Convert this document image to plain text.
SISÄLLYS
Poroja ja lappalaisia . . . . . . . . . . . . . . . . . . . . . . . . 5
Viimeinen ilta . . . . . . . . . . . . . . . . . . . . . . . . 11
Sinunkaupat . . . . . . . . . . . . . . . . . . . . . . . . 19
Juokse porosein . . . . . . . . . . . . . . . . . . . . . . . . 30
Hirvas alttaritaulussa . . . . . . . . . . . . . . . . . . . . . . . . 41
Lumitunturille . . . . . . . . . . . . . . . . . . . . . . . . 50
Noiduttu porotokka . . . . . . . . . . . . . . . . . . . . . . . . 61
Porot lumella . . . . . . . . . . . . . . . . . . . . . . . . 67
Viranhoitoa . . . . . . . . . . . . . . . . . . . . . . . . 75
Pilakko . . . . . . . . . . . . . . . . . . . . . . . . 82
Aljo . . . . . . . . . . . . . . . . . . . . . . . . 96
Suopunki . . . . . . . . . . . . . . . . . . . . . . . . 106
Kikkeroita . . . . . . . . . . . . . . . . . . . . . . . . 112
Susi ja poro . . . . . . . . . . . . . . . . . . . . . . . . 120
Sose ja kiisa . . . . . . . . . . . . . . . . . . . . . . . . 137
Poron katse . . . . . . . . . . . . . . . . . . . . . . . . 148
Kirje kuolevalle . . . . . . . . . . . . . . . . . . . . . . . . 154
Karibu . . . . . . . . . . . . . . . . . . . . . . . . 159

■ AIM:
Go through the records and print each one exactly.

■ REPLY TO THE EXERCISE:
Convert this document image to plain text.
SISÄLLYS
Poroja ja lappalaisia . . . . . . . . . . . . . . . . . . . . . . . . 5
Viimeinen ilta . . . . . . . . . . . . . . . . . . . . . . . . 11
Sinunkaupat . . . . . . . . . . . . . . . . . . . . . . . . 19
Juokse porosein . . . . . . . . . . . . . . . . . . . . . . . . 30
Hirvas alttaritaulussa . . . . . . . . . . . . . . . . . . . . . . . . 41
Lumitunturille . . . . . . . . . . . . . . . . . . . . . . . . 50
Noiduttu porotokka . . . . . . . . . . . . . . . . . . . . . . . . 61
Porot lumella . . . . . . . . . . . . . . . . . . . . . . . . 67
Viranhoitoa . . . . . . . . . . . . . . . . . . . . . . . . 75
Pilakko . . . . . . . . . . . . . . . . . . . . . . . . 82
Aljo . . . . . . . . . . . . . . . . . . . . . . . . 96
Suopunki . . . . . . . . . . . . . . . . . . . . . . . . 106
Kikkeroita . . . . . . . . . . . . . . . . . . . . . . . . 112
Susi ja poro . . . . . . . . . . . . . . . . . . . . . . . . 120
Sose ja kiisa . . . . . . . . . . . . . . . . . . . . . . . . 137
Poron katse . . . . . . . . . . . . . . . . . . . . . . . . 148
Kirje kuolevalle . . . . . . . . . . . . . . . . . . . . . . . . 154
Karibu . . . . . . . . . . . . . . . . . . . . . . . . 159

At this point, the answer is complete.